Extracted data entries:
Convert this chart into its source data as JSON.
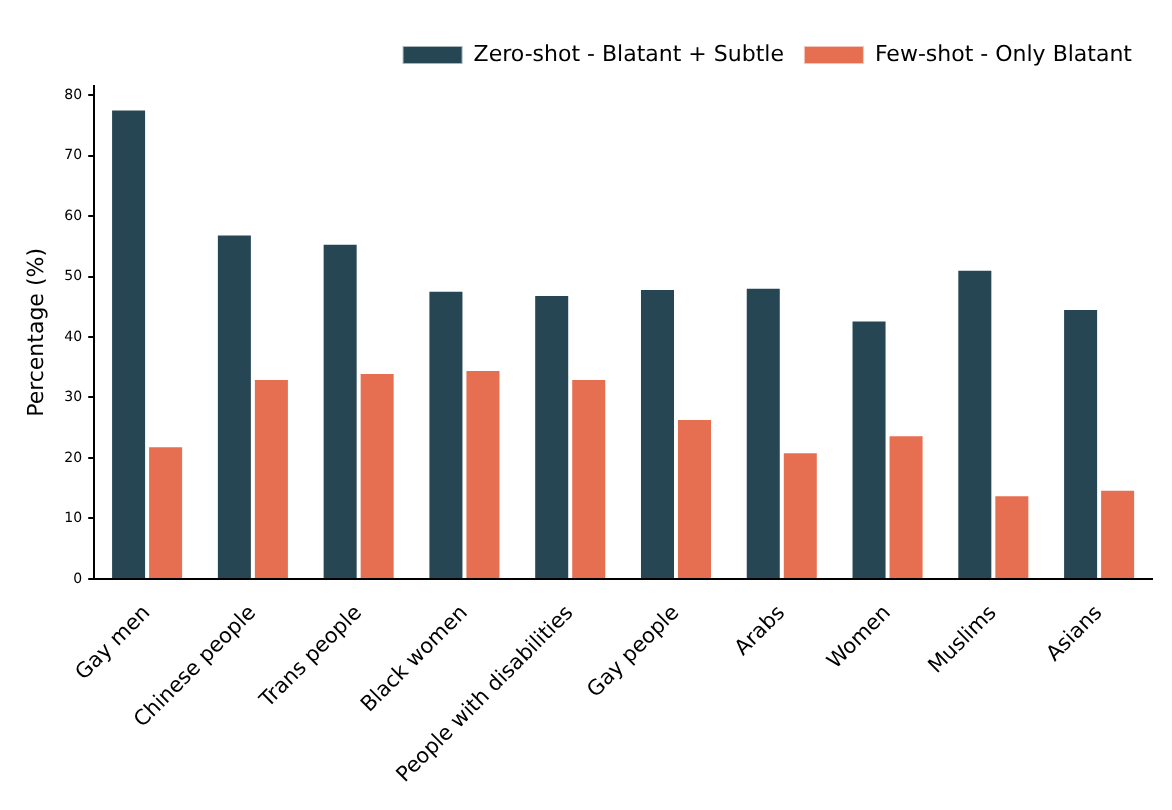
{
  "chart_data": {
    "type": "bar",
    "ylabel": "Percentage (%)",
    "categories": [
      "Gay men",
      "Chinese people",
      "Trans people",
      "Black women",
      "People with disabilities",
      "Gay people",
      "Arabs",
      "Women",
      "Muslims",
      "Asians"
    ],
    "series": [
      {
        "name": "Zero-shot - Blatant + Subtle",
        "color": "#264653",
        "values": [
          77.8,
          57.1,
          55.6,
          47.8,
          47.1,
          48.1,
          48.3,
          42.9,
          51.3,
          44.8
        ]
      },
      {
        "name": "Few-shot - Only Blatant",
        "color": "#e76f51",
        "values": [
          22.1,
          33.2,
          34.2,
          34.7,
          33.2,
          26.6,
          21.1,
          23.9,
          14.0,
          14.9
        ]
      }
    ],
    "ylim": [
      0,
      81.5
    ],
    "yticks": [
      0,
      10,
      20,
      30,
      40,
      50,
      60,
      70,
      80
    ],
    "grid": false,
    "legend": "top right"
  }
}
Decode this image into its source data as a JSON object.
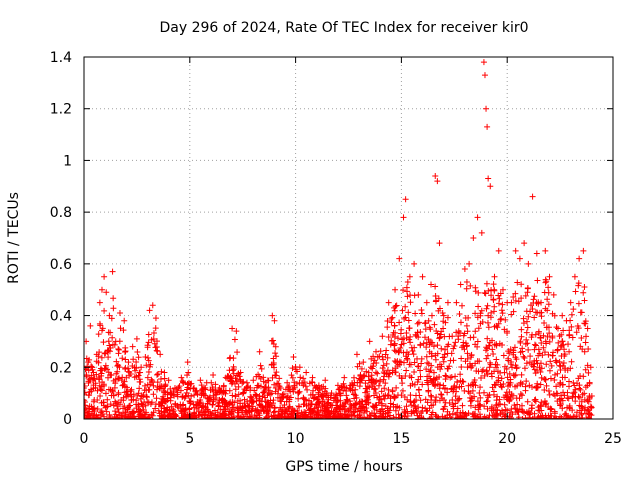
{
  "chart_data": {
    "type": "scatter",
    "title": "Day 296 of 2024, Rate Of TEC Index for receiver kir0",
    "xlabel": "GPS time / hours",
    "ylabel": "ROTI / TECUs",
    "xlim": [
      0,
      25
    ],
    "ylim": [
      0,
      1.4
    ],
    "grid": true,
    "x_ticks": [
      0,
      5,
      10,
      15,
      20,
      25
    ],
    "x_tick_labels": [
      "0",
      "5",
      "10",
      "15",
      "20",
      "25"
    ],
    "y_ticks": [
      0,
      0.2,
      0.4,
      0.6,
      0.8,
      1.0,
      1.2,
      1.4
    ],
    "y_tick_labels": [
      "0",
      "0.2",
      "0.4",
      "0.6",
      "0.8",
      "1",
      "1.2",
      "1.4"
    ],
    "marker": "+",
    "marker_color": "#ff0000",
    "series": [
      {
        "name": "ROTI",
        "points": [
          [
            0.0,
            0.12
          ],
          [
            0.1,
            0.3
          ],
          [
            0.2,
            0.22
          ],
          [
            0.3,
            0.36
          ],
          [
            0.45,
            0.18
          ],
          [
            0.6,
            0.25
          ],
          [
            0.75,
            0.45
          ],
          [
            0.85,
            0.5
          ],
          [
            0.95,
            0.55
          ],
          [
            1.05,
            0.49
          ],
          [
            1.2,
            0.4
          ],
          [
            1.35,
            0.57
          ],
          [
            1.5,
            0.3
          ],
          [
            1.7,
            0.41
          ],
          [
            1.9,
            0.38
          ],
          [
            2.1,
            0.22
          ],
          [
            2.3,
            0.28
          ],
          [
            2.5,
            0.31
          ],
          [
            2.7,
            0.2
          ],
          [
            2.9,
            0.24
          ],
          [
            3.1,
            0.42
          ],
          [
            3.25,
            0.44
          ],
          [
            3.4,
            0.39
          ],
          [
            3.6,
            0.25
          ],
          [
            3.8,
            0.18
          ],
          [
            4.0,
            0.15
          ],
          [
            4.3,
            0.12
          ],
          [
            4.6,
            0.16
          ],
          [
            4.9,
            0.22
          ],
          [
            5.2,
            0.12
          ],
          [
            5.5,
            0.15
          ],
          [
            5.8,
            0.14
          ],
          [
            6.1,
            0.17
          ],
          [
            6.4,
            0.12
          ],
          [
            6.7,
            0.16
          ],
          [
            7.0,
            0.35
          ],
          [
            7.2,
            0.34
          ],
          [
            7.4,
            0.18
          ],
          [
            7.7,
            0.14
          ],
          [
            8.0,
            0.15
          ],
          [
            8.3,
            0.26
          ],
          [
            8.6,
            0.14
          ],
          [
            8.9,
            0.4
          ],
          [
            9.0,
            0.38
          ],
          [
            9.3,
            0.12
          ],
          [
            9.6,
            0.14
          ],
          [
            9.9,
            0.24
          ],
          [
            10.2,
            0.2
          ],
          [
            10.5,
            0.18
          ],
          [
            10.8,
            0.16
          ],
          [
            11.1,
            0.13
          ],
          [
            11.4,
            0.15
          ],
          [
            11.7,
            0.1
          ],
          [
            12.0,
            0.13
          ],
          [
            12.3,
            0.16
          ],
          [
            12.6,
            0.13
          ],
          [
            12.9,
            0.25
          ],
          [
            13.2,
            0.22
          ],
          [
            13.5,
            0.3
          ],
          [
            13.8,
            0.26
          ],
          [
            14.1,
            0.32
          ],
          [
            14.4,
            0.45
          ],
          [
            14.7,
            0.5
          ],
          [
            14.9,
            0.62
          ],
          [
            15.1,
            0.78
          ],
          [
            15.2,
            0.85
          ],
          [
            15.4,
            0.55
          ],
          [
            15.6,
            0.6
          ],
          [
            15.8,
            0.48
          ],
          [
            16.0,
            0.55
          ],
          [
            16.2,
            0.45
          ],
          [
            16.4,
            0.52
          ],
          [
            16.6,
            0.94
          ],
          [
            16.7,
            0.92
          ],
          [
            16.8,
            0.68
          ],
          [
            17.0,
            0.4
          ],
          [
            17.2,
            0.45
          ],
          [
            17.4,
            0.32
          ],
          [
            17.6,
            0.45
          ],
          [
            17.8,
            0.52
          ],
          [
            18.0,
            0.58
          ],
          [
            18.2,
            0.6
          ],
          [
            18.4,
            0.7
          ],
          [
            18.6,
            0.78
          ],
          [
            18.8,
            0.72
          ],
          [
            18.9,
            1.38
          ],
          [
            18.95,
            1.33
          ],
          [
            19.0,
            1.2
          ],
          [
            19.05,
            1.13
          ],
          [
            19.1,
            0.93
          ],
          [
            19.2,
            0.9
          ],
          [
            19.4,
            0.55
          ],
          [
            19.6,
            0.65
          ],
          [
            19.8,
            0.5
          ],
          [
            20.0,
            0.45
          ],
          [
            20.2,
            0.45
          ],
          [
            20.4,
            0.65
          ],
          [
            20.6,
            0.62
          ],
          [
            20.8,
            0.68
          ],
          [
            21.0,
            0.6
          ],
          [
            21.2,
            0.86
          ],
          [
            21.4,
            0.64
          ],
          [
            21.6,
            0.45
          ],
          [
            21.8,
            0.65
          ],
          [
            22.0,
            0.55
          ],
          [
            22.2,
            0.48
          ],
          [
            22.4,
            0.35
          ],
          [
            22.6,
            0.4
          ],
          [
            22.8,
            0.38
          ],
          [
            23.0,
            0.45
          ],
          [
            23.2,
            0.55
          ],
          [
            23.4,
            0.62
          ],
          [
            23.6,
            0.65
          ],
          [
            23.8,
            0.35
          ],
          [
            23.95,
            0.2
          ]
        ]
      }
    ]
  }
}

WHAT TO WORK ON: Copy every line of the listing that includes the string "name".

EXERCISE ANSWER:
        "name": "Zero-shot - Blatant + Subtle",
        "name": "Few-shot - Only Blatant",
        "name": "ROTI",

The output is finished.